* **What to produce**: Draw out every line with the word "湘阴县静河镇人民政府" from the listing below.
⟨
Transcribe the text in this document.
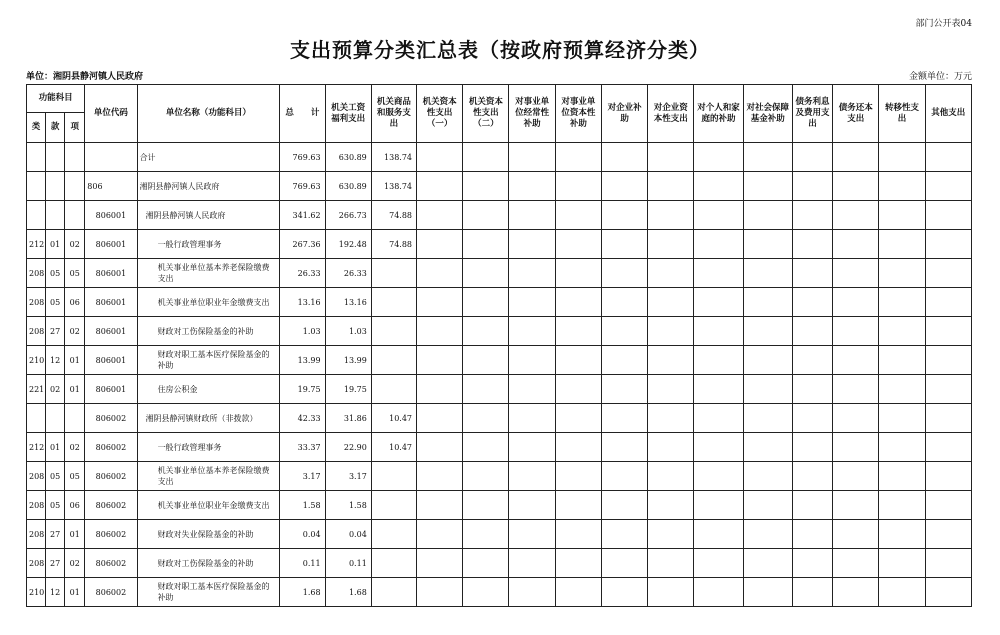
部门公开表04
支出预算分类汇总表（按政府预算经济分类）
单位：湘阴县静河镇人民政府	金额单位：万元
功能科目			单位代码	单位名称（功能科目）	总　　计	机关工资福利支出	机关商品和服务支出	机关资本性支出（一）	机关资本性支出（二）	对事业单位经常性补助	对事业单位资本性补助	对企业补助	对企业资本性支出	对个人和家庭的补助	对社会保障基金补助	债务利息及费用支出	债务还本支出	转移性支出	其他支出
类	款	项																	
				合计	769.63	630.89	138.74												
			806	湘阴县静河镇人民政府	769.63	630.89	138.74												
			806001	湘阴县静河镇人民政府	341.62	266.73	74.88												
212	01	02	806001	一般行政管理事务	267.36	192.48	74.88												
208	05	05	806001	机关事业单位基本养老保险缴费支出	26.33	26.33													
208	05	06	806001	机关事业单位职业年金缴费支出	13.16	13.16													
208	27	02	806001	财政对工伤保险基金的补助	1.03	1.03													
210	12	01	806001	财政对职工基本医疗保险基金的补助	13.99	13.99													
221	02	01	806001	住房公积金	19.75	19.75													
			806002	湘阴县静河镇财政所（非拨款）	42.33	31.86	10.47												
212	01	02	806002	一般行政管理事务	33.37	22.90	10.47												
208	05	05	806002	机关事业单位基本养老保险缴费支出	3.17	3.17													
208	05	06	806002	机关事业单位职业年金缴费支出	1.58	1.58													
208	27	01	806002	财政对失业保险基金的补助	0.04	0.04													
208	27	02	806002	财政对工伤保险基金的补助	0.11	0.11													
210	12	01	806002	财政对职工基本医疗保险基金的补助	1.68	1.68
⟩
* **Output**:
单位：湘阴县静河镇人民政府	金额单位：万元
			806	湘阴县静河镇人民政府	769.63	630.89	138.74												
			806001	湘阴县静河镇人民政府	341.62	266.73	74.88												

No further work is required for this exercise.